What the task asks. Starting at the first line of the data and stopping after the line that contains "panel-border <box>199 28 327 183</box>", switch "x-tick-label" to "tick-label" and write out those lines again with nothing else changed.

Information shown.
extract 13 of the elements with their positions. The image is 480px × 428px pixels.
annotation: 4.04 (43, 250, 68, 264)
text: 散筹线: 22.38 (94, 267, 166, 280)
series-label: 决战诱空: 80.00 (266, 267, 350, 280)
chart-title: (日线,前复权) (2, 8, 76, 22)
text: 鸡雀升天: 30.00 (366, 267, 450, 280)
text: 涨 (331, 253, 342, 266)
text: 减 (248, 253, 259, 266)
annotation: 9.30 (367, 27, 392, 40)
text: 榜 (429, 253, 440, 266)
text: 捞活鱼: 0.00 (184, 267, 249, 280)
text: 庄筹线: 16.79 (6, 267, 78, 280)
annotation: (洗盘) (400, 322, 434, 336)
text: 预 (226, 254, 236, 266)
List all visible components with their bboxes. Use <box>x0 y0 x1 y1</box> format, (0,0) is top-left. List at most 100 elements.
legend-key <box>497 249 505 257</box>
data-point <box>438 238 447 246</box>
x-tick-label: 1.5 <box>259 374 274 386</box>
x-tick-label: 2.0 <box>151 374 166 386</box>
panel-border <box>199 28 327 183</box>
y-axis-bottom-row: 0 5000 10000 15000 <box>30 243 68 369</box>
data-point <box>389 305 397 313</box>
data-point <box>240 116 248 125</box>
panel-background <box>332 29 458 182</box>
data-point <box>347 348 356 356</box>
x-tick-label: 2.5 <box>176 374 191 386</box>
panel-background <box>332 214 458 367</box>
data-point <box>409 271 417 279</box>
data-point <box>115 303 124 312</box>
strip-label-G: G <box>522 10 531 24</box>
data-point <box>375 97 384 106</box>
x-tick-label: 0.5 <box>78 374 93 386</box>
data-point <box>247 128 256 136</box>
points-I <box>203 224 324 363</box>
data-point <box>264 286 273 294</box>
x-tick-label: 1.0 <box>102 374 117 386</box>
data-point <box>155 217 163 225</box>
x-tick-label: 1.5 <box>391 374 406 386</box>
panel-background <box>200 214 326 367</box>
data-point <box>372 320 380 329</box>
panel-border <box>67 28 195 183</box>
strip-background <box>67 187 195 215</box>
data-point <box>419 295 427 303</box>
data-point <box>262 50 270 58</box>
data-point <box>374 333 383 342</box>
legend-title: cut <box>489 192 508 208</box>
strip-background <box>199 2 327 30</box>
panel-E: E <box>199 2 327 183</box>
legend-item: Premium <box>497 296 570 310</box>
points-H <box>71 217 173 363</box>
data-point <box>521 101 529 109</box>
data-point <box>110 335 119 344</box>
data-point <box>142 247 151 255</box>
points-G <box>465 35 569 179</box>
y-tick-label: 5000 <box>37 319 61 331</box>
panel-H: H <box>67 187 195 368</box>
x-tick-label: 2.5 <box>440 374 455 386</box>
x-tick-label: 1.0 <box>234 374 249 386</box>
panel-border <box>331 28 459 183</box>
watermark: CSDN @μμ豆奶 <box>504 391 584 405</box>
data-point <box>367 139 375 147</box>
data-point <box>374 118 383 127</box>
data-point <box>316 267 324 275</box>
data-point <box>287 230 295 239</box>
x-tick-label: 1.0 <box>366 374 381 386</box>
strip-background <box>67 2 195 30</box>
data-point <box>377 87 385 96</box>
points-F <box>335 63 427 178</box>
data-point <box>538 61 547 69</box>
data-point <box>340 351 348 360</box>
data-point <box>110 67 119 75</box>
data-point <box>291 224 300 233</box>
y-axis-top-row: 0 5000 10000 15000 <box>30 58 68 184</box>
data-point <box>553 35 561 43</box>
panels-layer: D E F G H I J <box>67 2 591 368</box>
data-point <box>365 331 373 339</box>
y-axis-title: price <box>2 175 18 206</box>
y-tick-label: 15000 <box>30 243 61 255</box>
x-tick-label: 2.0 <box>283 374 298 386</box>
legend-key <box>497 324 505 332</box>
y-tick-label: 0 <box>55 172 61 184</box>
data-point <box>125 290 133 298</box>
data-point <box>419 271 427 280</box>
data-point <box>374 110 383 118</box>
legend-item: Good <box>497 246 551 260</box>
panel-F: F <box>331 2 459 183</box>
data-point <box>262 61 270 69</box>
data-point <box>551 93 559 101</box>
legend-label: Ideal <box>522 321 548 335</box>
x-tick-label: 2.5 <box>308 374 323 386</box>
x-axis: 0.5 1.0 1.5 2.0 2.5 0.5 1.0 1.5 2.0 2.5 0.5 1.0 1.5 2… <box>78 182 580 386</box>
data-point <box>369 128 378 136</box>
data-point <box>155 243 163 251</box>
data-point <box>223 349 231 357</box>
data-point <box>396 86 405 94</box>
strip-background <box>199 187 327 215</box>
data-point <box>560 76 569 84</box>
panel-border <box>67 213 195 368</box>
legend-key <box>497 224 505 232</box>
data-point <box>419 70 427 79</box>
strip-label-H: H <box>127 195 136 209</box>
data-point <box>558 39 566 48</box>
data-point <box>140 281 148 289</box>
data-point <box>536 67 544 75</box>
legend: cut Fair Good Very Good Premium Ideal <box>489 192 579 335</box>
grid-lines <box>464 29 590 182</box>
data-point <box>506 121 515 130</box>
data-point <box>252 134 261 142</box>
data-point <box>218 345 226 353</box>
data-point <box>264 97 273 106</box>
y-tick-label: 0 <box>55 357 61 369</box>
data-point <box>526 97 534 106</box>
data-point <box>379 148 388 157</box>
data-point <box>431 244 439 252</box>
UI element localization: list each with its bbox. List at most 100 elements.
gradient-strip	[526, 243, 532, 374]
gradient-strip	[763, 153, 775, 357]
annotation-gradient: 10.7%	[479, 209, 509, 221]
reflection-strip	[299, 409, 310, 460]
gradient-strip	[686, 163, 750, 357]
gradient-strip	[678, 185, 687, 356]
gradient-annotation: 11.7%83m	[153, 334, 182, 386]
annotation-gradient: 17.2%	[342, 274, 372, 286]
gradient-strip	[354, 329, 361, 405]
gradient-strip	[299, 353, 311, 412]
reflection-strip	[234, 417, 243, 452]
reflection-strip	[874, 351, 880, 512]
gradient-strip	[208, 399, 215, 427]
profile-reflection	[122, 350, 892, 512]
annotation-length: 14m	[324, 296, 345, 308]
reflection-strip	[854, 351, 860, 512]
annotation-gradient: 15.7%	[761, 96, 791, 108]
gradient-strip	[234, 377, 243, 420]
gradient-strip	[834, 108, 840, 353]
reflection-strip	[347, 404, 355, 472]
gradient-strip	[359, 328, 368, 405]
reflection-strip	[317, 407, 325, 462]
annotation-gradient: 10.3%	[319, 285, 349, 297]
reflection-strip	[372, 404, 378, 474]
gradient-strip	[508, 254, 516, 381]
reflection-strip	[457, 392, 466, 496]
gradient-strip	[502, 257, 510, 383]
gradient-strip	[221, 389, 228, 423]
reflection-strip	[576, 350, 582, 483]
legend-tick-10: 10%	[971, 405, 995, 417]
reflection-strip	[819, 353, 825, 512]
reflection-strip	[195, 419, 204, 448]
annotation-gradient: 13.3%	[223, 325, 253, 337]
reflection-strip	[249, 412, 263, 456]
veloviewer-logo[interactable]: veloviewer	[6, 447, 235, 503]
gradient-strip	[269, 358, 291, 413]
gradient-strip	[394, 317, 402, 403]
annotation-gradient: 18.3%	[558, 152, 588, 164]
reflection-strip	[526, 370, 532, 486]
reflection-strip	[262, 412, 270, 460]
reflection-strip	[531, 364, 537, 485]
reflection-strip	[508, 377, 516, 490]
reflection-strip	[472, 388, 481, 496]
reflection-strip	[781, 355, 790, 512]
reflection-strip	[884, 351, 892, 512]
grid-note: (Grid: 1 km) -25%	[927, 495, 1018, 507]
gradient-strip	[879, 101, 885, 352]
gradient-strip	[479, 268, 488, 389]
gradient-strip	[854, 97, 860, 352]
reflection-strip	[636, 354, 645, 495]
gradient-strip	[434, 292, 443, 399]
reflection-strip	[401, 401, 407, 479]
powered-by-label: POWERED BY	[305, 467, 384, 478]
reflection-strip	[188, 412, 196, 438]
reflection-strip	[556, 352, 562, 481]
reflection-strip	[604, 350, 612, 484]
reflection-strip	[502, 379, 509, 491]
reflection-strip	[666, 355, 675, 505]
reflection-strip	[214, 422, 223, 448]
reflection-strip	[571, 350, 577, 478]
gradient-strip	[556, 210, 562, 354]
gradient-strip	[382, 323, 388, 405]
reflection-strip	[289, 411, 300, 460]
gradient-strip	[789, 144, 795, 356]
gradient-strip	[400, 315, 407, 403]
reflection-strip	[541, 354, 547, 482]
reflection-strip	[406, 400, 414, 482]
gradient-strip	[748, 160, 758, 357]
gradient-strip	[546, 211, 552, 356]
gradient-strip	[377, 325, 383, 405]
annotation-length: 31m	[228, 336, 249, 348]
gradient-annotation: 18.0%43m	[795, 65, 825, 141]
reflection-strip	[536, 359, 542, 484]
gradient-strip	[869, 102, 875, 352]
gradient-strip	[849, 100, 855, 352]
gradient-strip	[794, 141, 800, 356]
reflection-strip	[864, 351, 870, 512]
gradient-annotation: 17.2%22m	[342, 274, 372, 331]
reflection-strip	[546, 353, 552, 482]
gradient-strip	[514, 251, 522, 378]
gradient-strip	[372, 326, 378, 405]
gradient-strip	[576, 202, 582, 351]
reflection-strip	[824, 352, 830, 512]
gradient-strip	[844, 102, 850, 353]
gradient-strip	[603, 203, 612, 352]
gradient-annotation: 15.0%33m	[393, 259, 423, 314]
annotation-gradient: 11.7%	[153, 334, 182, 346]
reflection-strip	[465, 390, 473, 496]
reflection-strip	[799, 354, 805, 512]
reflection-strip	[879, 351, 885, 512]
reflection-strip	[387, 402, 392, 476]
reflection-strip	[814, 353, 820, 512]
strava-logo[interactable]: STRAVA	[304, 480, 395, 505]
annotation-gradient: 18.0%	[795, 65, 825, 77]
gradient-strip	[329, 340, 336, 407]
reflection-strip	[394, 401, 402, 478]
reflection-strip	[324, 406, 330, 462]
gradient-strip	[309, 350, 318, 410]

Answer to this problem.
extract 13 of the elements with their positions. The image is 480px × 428px pixels.
annotation: 4.04 (43, 250, 68, 264)
text: 散筹线: 22.38 (94, 267, 166, 280)
series-label: 决战诱空: 80.00 (266, 267, 350, 280)
chart-title: (日线,前复权) (2, 8, 76, 22)
text: 鸡雀升天: 30.00 (366, 267, 450, 280)
text: 涨 (331, 253, 342, 266)
text: 减 (248, 253, 259, 266)
annotation: 9.30 (367, 27, 392, 40)
text: 榜 (429, 253, 440, 266)
text: 捞活鱼: 0.00 (184, 267, 249, 280)
text: 庄筹线: 16.79 (6, 267, 78, 280)
annotation: (洗盘) (400, 322, 434, 336)
text: 预 (226, 254, 236, 266)
List all visible components with their bboxes. Use <box>x0 y0 x1 y1</box> format, (0,0) is top-left. List at most 100 elements.
legend-key <box>497 249 505 257</box>
data-point <box>438 238 447 246</box>
tick-label: 1.5 <box>259 374 274 386</box>
tick-label: 2.0 <box>151 374 166 386</box>
panel-border <box>199 28 327 183</box>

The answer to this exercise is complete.